▶ [DATA FOR PROCESSING]:

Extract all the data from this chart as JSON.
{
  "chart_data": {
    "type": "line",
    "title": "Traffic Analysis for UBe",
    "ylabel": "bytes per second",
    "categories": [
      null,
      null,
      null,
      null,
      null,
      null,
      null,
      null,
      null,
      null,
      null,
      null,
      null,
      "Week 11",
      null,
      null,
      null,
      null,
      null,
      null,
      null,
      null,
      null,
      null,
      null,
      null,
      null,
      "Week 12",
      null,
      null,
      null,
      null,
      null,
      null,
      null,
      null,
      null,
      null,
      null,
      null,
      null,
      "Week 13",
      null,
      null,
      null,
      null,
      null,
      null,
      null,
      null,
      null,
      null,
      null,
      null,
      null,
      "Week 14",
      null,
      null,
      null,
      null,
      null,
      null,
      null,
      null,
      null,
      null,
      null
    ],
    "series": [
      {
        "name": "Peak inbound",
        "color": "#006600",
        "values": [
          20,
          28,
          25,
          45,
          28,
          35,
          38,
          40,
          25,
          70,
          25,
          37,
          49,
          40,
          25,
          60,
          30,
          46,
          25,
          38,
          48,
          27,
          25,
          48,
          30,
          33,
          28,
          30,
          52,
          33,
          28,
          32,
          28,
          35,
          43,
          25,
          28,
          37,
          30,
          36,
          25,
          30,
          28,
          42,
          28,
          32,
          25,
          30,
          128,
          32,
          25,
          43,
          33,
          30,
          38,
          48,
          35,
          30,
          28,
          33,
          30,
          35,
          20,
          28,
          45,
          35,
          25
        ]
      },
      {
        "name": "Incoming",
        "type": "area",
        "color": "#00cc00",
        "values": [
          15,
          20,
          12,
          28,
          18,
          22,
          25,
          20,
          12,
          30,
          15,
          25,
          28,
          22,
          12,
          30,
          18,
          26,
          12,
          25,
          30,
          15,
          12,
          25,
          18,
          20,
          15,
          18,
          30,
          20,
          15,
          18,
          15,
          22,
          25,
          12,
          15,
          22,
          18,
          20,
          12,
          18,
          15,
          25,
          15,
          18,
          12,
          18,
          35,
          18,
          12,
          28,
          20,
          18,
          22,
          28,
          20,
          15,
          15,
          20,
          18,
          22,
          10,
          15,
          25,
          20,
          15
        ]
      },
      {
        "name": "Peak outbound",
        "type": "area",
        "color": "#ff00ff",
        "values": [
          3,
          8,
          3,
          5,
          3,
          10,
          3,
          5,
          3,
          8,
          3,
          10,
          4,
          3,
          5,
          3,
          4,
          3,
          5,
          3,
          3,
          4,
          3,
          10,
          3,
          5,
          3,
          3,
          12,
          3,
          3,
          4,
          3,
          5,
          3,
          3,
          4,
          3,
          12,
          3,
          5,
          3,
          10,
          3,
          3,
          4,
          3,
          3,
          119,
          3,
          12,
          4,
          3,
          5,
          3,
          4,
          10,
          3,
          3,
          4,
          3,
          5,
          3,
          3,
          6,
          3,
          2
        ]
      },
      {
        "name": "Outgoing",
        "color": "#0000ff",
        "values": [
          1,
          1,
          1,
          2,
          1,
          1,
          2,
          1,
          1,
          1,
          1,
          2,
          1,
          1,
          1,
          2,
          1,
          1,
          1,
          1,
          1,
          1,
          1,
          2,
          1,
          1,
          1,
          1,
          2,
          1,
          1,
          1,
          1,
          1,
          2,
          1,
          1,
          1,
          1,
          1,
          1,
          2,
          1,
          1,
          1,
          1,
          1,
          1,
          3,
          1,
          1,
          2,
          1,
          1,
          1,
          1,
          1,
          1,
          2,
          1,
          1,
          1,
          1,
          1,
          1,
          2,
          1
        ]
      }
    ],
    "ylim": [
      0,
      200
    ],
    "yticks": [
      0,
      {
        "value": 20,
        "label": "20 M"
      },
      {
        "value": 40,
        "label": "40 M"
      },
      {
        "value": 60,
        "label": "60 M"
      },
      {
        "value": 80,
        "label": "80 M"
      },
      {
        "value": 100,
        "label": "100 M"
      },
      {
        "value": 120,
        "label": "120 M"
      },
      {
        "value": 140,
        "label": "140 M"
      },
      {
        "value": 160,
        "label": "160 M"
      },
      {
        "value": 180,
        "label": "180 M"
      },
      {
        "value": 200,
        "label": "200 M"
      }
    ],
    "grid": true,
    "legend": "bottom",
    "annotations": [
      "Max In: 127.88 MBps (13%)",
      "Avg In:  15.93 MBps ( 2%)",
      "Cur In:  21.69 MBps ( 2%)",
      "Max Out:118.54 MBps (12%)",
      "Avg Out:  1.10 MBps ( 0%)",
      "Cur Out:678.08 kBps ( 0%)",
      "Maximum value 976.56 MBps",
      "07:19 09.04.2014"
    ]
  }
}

▶ [THE TASK]:
Each line above must be reproduced exactly as it stands.

▶ [SOLUTION FOR THIS PROBLEM]:
Extract all the data from this chart as JSON.
{
  "chart_data": {
    "type": "line",
    "title": "Traffic Analysis for UBe",
    "ylabel": "bytes per second",
    "categories": [
      null,
      null,
      null,
      null,
      null,
      null,
      null,
      null,
      null,
      null,
      null,
      null,
      null,
      "Week 11",
      null,
      null,
      null,
      null,
      null,
      null,
      null,
      null,
      null,
      null,
      null,
      null,
      null,
      "Week 12",
      null,
      null,
      null,
      null,
      null,
      null,
      null,
      null,
      null,
      null,
      null,
      null,
      null,
      "Week 13",
      null,
      null,
      null,
      null,
      null,
      null,
      null,
      null,
      null,
      null,
      null,
      null,
      null,
      "Week 14",
      null,
      null,
      null,
      null,
      null,
      null,
      null,
      null,
      null,
      null,
      null
    ],
    "series": [
      {
        "name": "Peak inbound",
        "color": "#006600",
        "values": [
          20,
          28,
          25,
          45,
          28,
          35,
          38,
          40,
          25,
          70,
          25,
          37,
          49,
          40,
          25,
          60,
          30,
          46,
          25,
          38,
          48,
          27,
          25,
          48,
          30,
          33,
          28,
          30,
          52,
          33,
          28,
          32,
          28,
          35,
          43,
          25,
          28,
          37,
          30,
          36,
          25,
          30,
          28,
          42,
          28,
          32,
          25,
          30,
          128,
          32,
          25,
          43,
          33,
          30,
          38,
          48,
          35,
          30,
          28,
          33,
          30,
          35,
          20,
          28,
          45,
          35,
          25
        ]
      },
      {
        "name": "Incoming",
        "type": "area",
        "color": "#00cc00",
        "values": [
          15,
          20,
          12,
          28,
          18,
          22,
          25,
          20,
          12,
          30,
          15,
          25,
          28,
          22,
          12,
          30,
          18,
          26,
          12,
          25,
          30,
          15,
          12,
          25,
          18,
          20,
          15,
          18,
          30,
          20,
          15,
          18,
          15,
          22,
          25,
          12,
          15,
          22,
          18,
          20,
          12,
          18,
          15,
          25,
          15,
          18,
          12,
          18,
          35,
          18,
          12,
          28,
          20,
          18,
          22,
          28,
          20,
          15,
          15,
          20,
          18,
          22,
          10,
          15,
          25,
          20,
          15
        ]
      },
      {
        "name": "Peak outbound",
        "type": "area",
        "color": "#ff00ff",
        "values": [
          3,
          8,
          3,
          5,
          3,
          10,
          3,
          5,
          3,
          8,
          3,
          10,
          4,
          3,
          5,
          3,
          4,
          3,
          5,
          3,
          3,
          4,
          3,
          10,
          3,
          5,
          3,
          3,
          12,
          3,
          3,
          4,
          3,
          5,
          3,
          3,
          4,
          3,
          12,
          3,
          5,
          3,
          10,
          3,
          3,
          4,
          3,
          3,
          119,
          3,
          12,
          4,
          3,
          5,
          3,
          4,
          10,
          3,
          3,
          4,
          3,
          5,
          3,
          3,
          6,
          3,
          2
        ]
      },
      {
        "name": "Outgoing",
        "color": "#0000ff",
        "values": [
          1,
          1,
          1,
          2,
          1,
          1,
          2,
          1,
          1,
          1,
          1,
          2,
          1,
          1,
          1,
          2,
          1,
          1,
          1,
          1,
          1,
          1,
          1,
          2,
          1,
          1,
          1,
          1,
          2,
          1,
          1,
          1,
          1,
          1,
          2,
          1,
          1,
          1,
          1,
          1,
          1,
          2,
          1,
          1,
          1,
          1,
          1,
          1,
          3,
          1,
          1,
          2,
          1,
          1,
          1,
          1,
          1,
          1,
          2,
          1,
          1,
          1,
          1,
          1,
          1,
          2,
          1
        ]
      }
    ],
    "ylim": [
      0,
      200
    ],
    "yticks": [
      0,
      {
        "value": 20,
        "label": "20 M"
      },
      {
        "value": 40,
        "label": "40 M"
      },
      {
        "value": 60,
        "label": "60 M"
      },
      {
        "value": 80,
        "label": "80 M"
      },
      {
        "value": 100,
        "label": "100 M"
      },
      {
        "value": 120,
        "label": "120 M"
      },
      {
        "value": 140,
        "label": "140 M"
      },
      {
        "value": 160,
        "label": "160 M"
      },
      {
        "value": 180,
        "label": "180 M"
      },
      {
        "value": 200,
        "label": "200 M"
      }
    ],
    "grid": true,
    "legend": "bottom",
    "annotations": [
      "Max In: 127.88 MBps (13%)",
      "Avg In:  15.93 MBps ( 2%)",
      "Cur In:  21.69 MBps ( 2%)",
      "Max Out:118.54 MBps (12%)",
      "Avg Out:  1.10 MBps ( 0%)",
      "Cur Out:678.08 kBps ( 0%)",
      "Maximum value 976.56 MBps",
      "07:19 09.04.2014"
    ]
  }
}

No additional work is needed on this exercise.